> EXERCISE: Copy each line of the entries beneath that contains the word "title".

> PROVIDED DATA:
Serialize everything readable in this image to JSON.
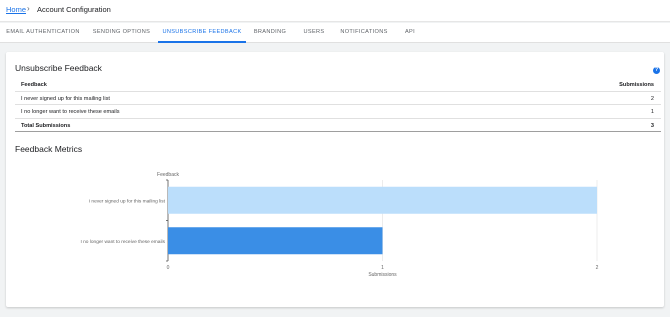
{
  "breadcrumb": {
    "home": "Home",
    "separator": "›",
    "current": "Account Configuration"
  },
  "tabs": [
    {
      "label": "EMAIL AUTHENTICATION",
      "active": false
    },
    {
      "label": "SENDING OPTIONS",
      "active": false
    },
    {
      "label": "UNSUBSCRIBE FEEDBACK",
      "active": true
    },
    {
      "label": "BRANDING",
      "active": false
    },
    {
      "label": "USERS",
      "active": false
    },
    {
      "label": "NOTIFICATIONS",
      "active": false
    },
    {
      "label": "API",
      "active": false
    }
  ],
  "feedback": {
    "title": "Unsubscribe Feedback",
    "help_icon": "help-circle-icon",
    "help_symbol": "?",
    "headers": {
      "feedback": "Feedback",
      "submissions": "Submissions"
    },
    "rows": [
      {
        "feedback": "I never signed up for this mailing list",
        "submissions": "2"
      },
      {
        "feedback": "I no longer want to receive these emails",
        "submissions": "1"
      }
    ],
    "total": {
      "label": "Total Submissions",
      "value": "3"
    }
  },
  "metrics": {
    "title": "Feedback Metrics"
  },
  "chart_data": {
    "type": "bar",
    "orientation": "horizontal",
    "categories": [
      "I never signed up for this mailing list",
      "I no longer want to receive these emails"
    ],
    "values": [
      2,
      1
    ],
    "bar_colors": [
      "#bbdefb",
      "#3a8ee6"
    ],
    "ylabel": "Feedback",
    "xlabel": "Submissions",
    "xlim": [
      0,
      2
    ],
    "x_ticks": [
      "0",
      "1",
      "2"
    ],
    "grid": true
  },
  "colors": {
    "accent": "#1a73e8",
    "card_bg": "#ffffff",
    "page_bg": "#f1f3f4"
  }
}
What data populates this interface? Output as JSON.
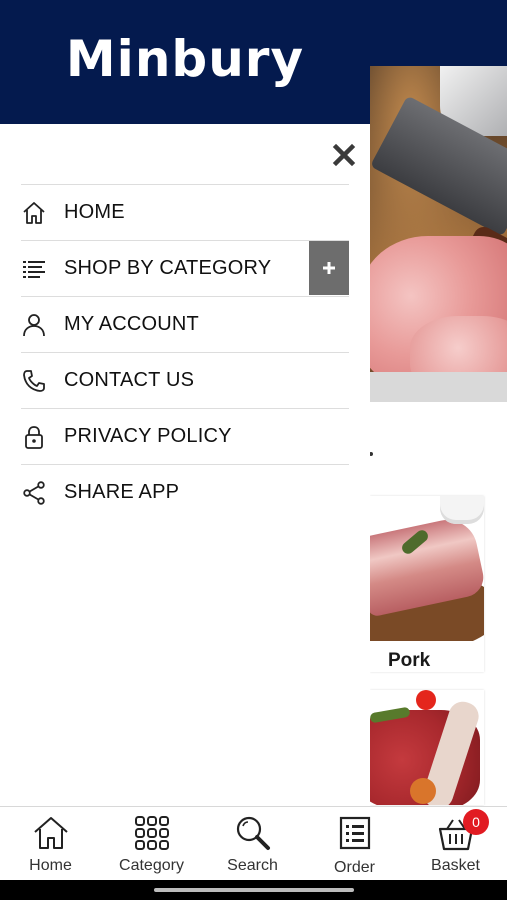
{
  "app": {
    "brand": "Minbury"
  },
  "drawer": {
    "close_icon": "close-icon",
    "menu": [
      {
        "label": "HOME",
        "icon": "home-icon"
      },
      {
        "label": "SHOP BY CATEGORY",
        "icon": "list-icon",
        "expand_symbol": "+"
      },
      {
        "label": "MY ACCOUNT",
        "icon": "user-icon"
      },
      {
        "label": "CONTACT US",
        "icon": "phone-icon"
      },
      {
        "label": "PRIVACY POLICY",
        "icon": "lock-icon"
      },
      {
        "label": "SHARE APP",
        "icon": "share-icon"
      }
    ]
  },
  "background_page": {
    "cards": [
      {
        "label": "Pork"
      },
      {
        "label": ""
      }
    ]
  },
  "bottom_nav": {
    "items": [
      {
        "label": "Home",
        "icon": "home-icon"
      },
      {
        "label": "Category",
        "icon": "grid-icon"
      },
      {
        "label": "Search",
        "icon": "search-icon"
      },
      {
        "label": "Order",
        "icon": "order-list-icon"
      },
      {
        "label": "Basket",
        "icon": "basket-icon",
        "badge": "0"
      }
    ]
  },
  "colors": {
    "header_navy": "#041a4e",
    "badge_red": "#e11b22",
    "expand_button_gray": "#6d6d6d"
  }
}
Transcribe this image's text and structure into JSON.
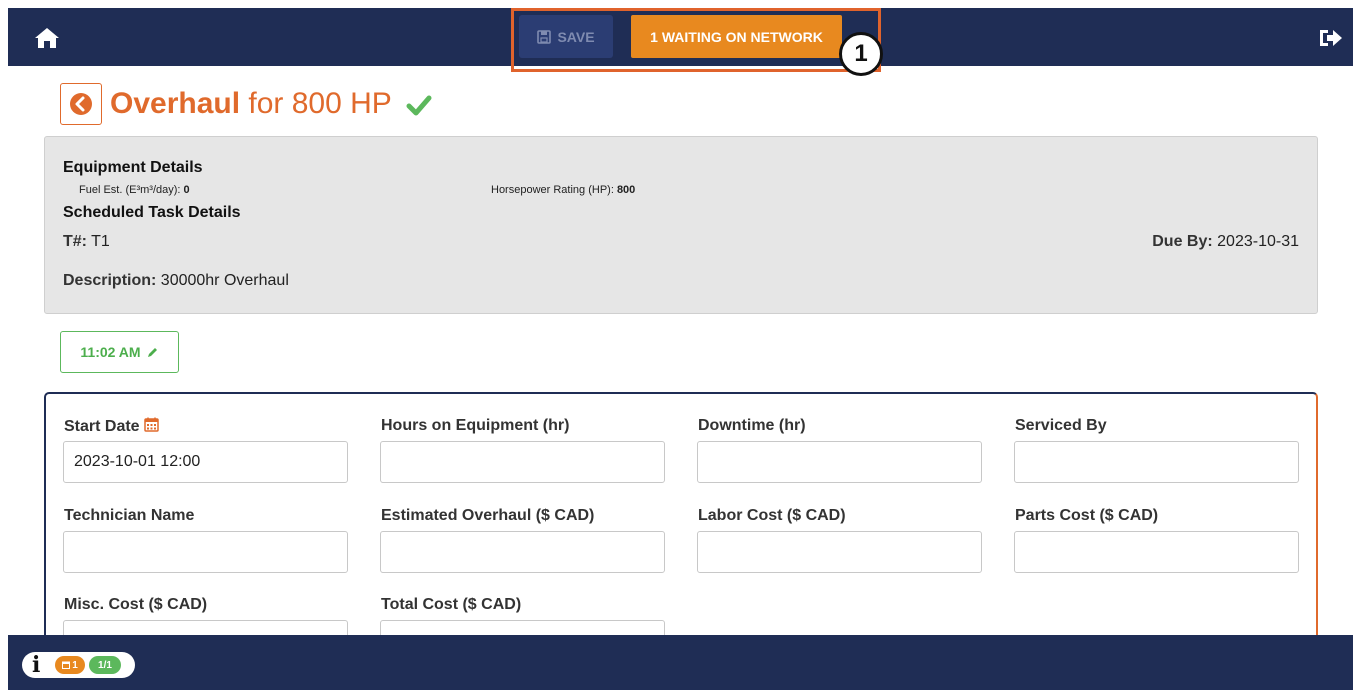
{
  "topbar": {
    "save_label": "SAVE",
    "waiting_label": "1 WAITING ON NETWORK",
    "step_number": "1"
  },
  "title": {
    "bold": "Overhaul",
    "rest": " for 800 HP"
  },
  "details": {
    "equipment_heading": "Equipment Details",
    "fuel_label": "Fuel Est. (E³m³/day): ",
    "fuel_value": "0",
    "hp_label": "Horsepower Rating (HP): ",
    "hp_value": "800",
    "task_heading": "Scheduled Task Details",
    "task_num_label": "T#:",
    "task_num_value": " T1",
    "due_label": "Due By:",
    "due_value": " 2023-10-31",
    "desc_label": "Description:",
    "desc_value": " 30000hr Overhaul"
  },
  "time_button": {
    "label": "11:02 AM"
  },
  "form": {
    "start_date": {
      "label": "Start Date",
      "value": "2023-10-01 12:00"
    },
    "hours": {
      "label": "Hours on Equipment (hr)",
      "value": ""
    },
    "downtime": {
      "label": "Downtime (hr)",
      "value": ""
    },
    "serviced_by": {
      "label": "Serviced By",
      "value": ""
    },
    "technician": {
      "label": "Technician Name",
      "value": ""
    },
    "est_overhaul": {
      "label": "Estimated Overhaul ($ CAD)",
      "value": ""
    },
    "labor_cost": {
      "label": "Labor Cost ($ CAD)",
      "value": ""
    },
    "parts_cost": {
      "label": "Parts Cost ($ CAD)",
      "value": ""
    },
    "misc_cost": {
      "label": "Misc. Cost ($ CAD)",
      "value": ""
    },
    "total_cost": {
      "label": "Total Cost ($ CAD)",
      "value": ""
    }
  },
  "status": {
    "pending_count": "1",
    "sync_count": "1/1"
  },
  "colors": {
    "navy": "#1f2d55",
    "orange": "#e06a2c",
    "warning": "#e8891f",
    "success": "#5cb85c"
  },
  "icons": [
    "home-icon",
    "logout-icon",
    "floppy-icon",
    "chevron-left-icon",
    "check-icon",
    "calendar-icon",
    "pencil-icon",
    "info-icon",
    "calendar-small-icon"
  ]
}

> EXPECTED ANSWER:
    "title": "Unsubscribe Feedback",
    "title": "Feedback Metrics"
  "title": {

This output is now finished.